Task prompt: In the records, find every line with the word "Subsp" and copy it out.

[Opening Available records section]

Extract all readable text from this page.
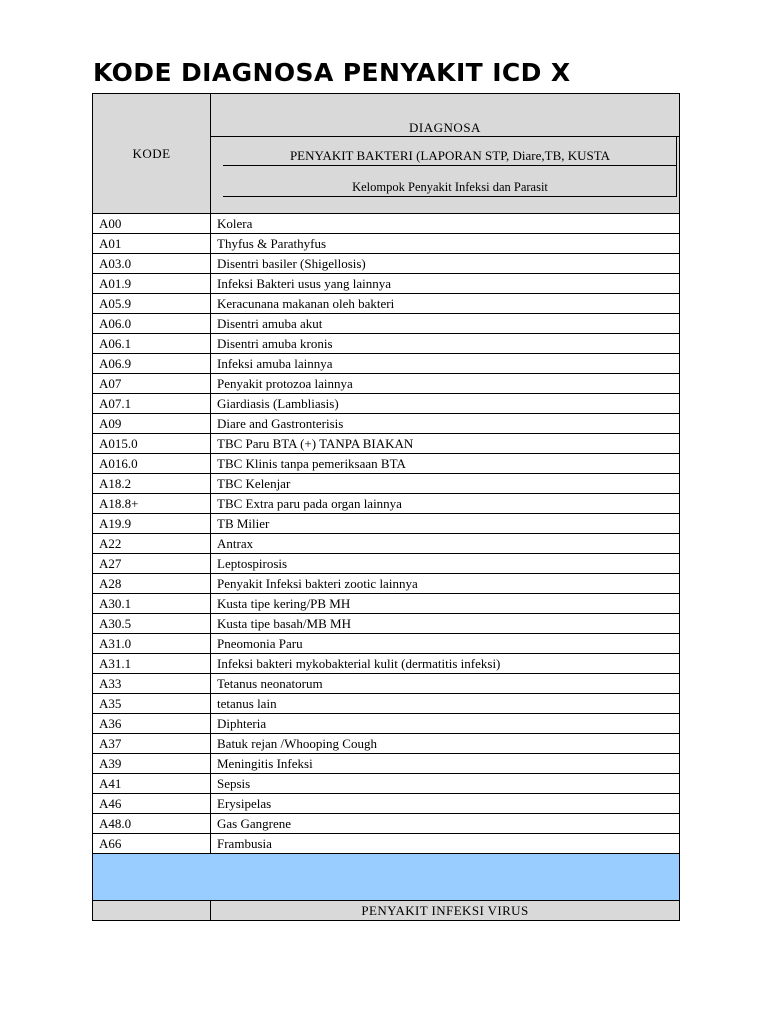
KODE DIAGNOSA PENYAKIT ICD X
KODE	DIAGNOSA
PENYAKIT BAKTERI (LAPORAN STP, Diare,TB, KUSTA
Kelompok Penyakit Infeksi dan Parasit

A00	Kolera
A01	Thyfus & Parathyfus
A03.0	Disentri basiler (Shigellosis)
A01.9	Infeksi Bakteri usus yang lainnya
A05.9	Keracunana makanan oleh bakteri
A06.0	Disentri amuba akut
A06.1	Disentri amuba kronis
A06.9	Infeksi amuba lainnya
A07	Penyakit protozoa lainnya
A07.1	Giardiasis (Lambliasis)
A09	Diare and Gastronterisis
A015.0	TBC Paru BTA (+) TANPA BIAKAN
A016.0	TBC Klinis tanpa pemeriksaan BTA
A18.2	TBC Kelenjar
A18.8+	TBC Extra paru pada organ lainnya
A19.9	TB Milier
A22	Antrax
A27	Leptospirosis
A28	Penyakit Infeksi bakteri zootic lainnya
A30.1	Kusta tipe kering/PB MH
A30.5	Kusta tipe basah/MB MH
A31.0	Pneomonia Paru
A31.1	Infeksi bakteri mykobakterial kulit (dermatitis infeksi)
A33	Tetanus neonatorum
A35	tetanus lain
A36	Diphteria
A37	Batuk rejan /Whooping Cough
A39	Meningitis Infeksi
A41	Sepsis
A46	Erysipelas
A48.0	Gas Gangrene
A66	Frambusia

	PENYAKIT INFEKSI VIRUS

[Closing Available records section]
[Opening Available records section]

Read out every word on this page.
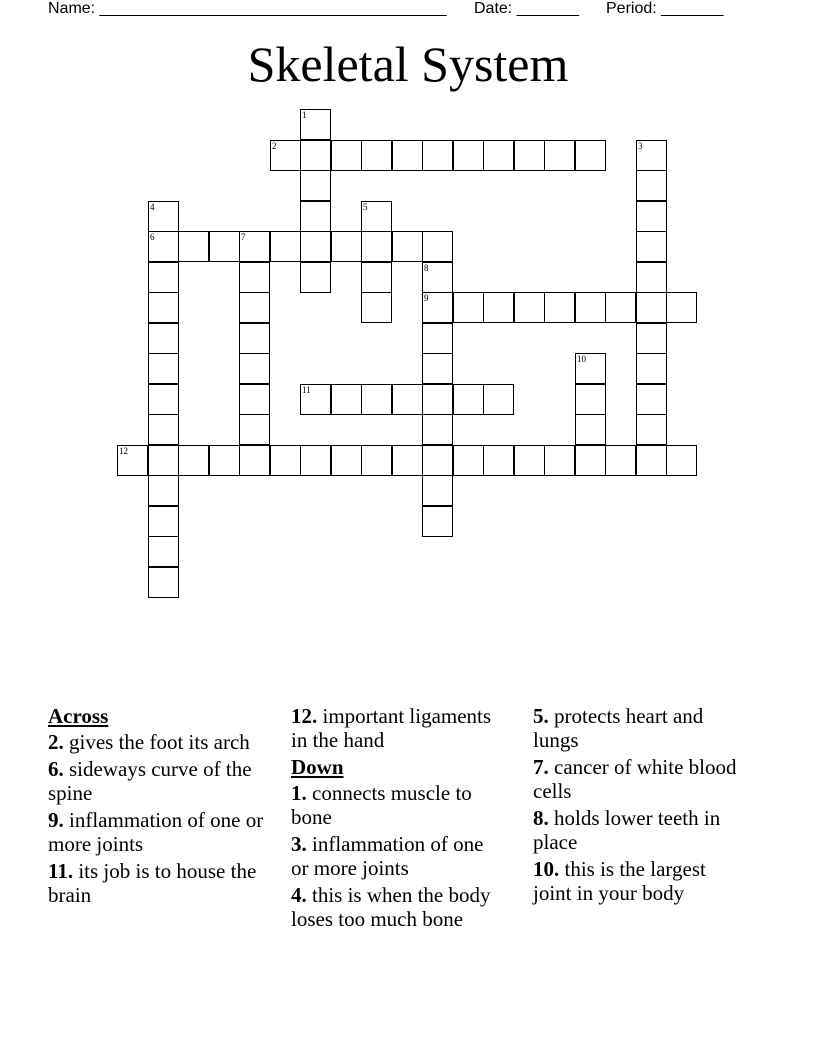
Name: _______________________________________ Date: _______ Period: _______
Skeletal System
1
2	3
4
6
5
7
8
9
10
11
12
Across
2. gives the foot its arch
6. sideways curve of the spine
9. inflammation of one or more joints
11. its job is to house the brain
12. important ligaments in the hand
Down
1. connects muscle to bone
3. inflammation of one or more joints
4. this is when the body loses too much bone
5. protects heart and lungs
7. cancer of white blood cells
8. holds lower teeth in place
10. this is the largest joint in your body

[Closing Available records section]
[Opening Available records section]

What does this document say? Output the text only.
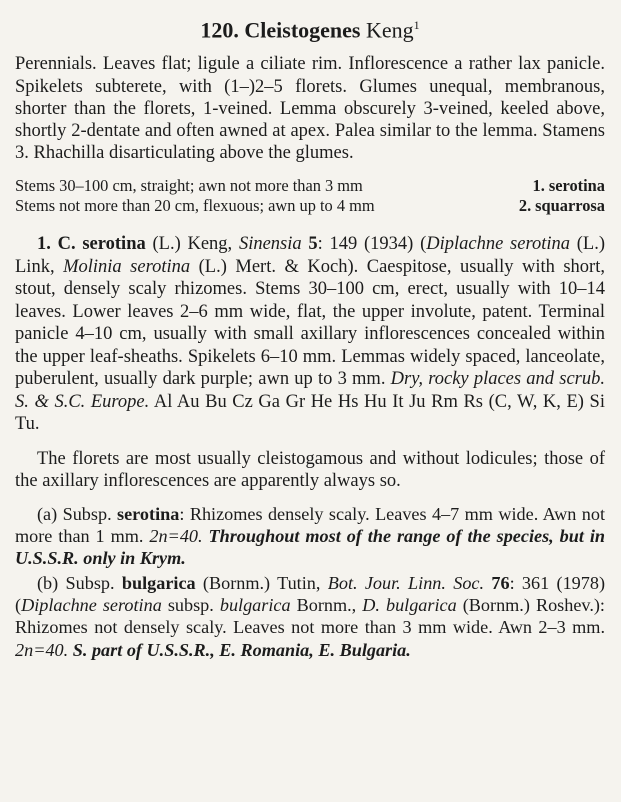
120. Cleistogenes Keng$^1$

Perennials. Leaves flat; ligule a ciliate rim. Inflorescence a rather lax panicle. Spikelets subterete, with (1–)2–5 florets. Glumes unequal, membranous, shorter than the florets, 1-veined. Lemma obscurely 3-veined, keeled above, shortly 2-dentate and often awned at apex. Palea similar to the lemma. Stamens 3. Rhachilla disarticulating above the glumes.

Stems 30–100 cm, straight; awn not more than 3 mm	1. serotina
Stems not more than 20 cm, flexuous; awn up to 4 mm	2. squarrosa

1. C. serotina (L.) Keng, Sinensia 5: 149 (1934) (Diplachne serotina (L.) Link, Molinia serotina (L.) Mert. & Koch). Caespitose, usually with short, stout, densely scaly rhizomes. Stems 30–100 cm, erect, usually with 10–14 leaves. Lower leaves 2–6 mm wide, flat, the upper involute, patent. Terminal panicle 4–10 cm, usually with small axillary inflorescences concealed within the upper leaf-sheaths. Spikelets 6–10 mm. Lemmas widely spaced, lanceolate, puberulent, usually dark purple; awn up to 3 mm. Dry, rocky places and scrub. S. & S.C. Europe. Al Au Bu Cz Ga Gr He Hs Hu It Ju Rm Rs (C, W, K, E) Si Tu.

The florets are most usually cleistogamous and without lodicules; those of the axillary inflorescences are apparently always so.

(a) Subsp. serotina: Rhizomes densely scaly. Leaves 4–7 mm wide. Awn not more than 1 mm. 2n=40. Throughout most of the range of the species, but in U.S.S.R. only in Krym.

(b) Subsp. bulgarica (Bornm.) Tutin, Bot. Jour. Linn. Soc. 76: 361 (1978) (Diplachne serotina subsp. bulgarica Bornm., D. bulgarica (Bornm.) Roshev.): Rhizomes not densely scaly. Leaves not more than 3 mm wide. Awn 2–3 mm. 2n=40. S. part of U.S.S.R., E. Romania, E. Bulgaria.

[Closing Available records section]

Reply to the exercise:
(a) Subsp. serotina: Rhizomes densely scaly. Leaves 4–7 mm wide. Awn not more than 1 mm. 2n=40. Throughout most of the range of the species, but in U.S.S.R. only in Krym.
(b) Subsp. bulgarica (Bornm.) Tutin, Bot. Jour. Linn. Soc. 76: 361 (1978) (Diplachne serotina subsp. bulgarica Bornm., D. bulgarica (Bornm.) Roshev.): Rhizomes not densely scaly. Leaves not more than 3 mm wide. Awn 2–3 mm. 2n=40. S. part of U.S.S.R., E. Romania, E. Bulgaria.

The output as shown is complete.